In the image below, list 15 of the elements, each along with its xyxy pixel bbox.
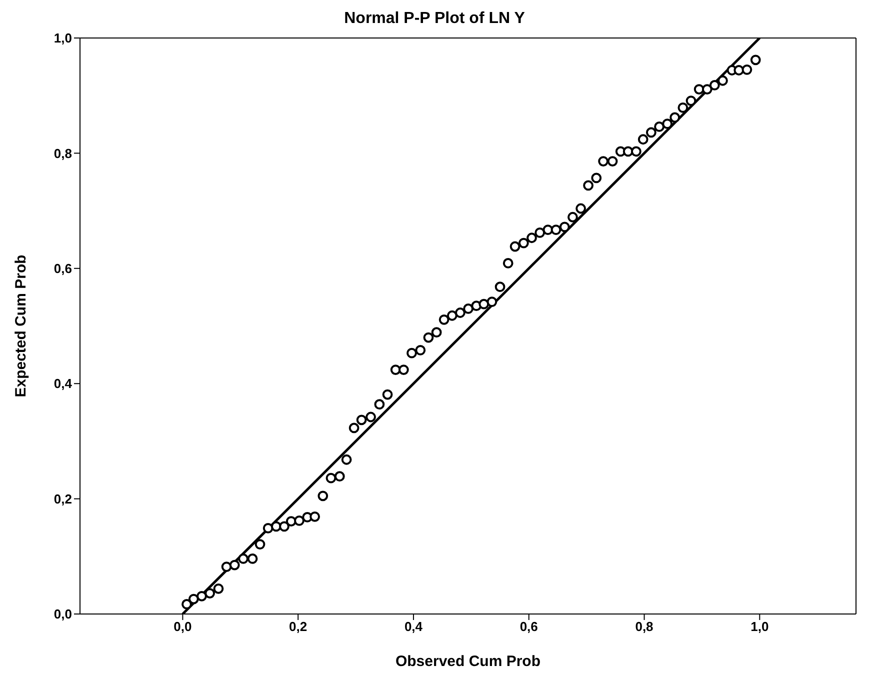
x-tick-label: 0,0 <box>174 619 192 634</box>
x-tick-label: 0,4 <box>404 619 424 634</box>
y-axis-title: Expected Cum Prob <box>12 254 30 398</box>
y-tick-label: 0,0 <box>54 606 72 622</box>
x-axis-title: Observed Cum Prob <box>395 653 541 670</box>
chart-title: Normal P-P Plot of LN Y <box>343 9 526 29</box>
y-tick-label: 0,2 <box>54 491 72 506</box>
x-tick-label: 0,8 <box>635 619 654 634</box>
y-tick-label: 0,6 <box>54 261 72 276</box>
y-tick-label: 1,0 <box>54 30 72 46</box>
x-tick-label: 0,6 <box>520 619 538 634</box>
x-tick-label: 1,0 <box>750 619 769 634</box>
x-tick-label: 0,2 <box>289 619 308 634</box>
y-tick-label: 0,4 <box>54 376 73 392</box>
y-tick-label: 0,8 <box>54 146 72 161</box>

_ _ _ _ _ _ _

EXERCISE BRIEF: Copy the lines verbatim, starting with the line that contains "x-tick-label: 0,0 <box>174 619 192 634</box>" and going on through the line that contains "x-tick-label: 1,0 <box>750 619 769 634</box>".

EXERCISE OUTPUT:
x-tick-label: 0,0 <box>174 619 192 634</box>
x-tick-label: 0,4 <box>404 619 424 634</box>
y-axis-title: Expected Cum Prob <box>12 254 30 398</box>
y-tick-label: 0,0 <box>54 606 72 622</box>
x-axis-title: Observed Cum Prob <box>395 653 541 670</box>
chart-title: Normal P-P Plot of LN Y <box>343 9 526 29</box>
y-tick-label: 0,2 <box>54 491 72 506</box>
x-tick-label: 0,8 <box>635 619 654 634</box>
y-tick-label: 0,6 <box>54 261 72 276</box>
y-tick-label: 1,0 <box>54 30 72 46</box>
x-tick-label: 0,6 <box>520 619 538 634</box>
x-tick-label: 1,0 <box>750 619 769 634</box>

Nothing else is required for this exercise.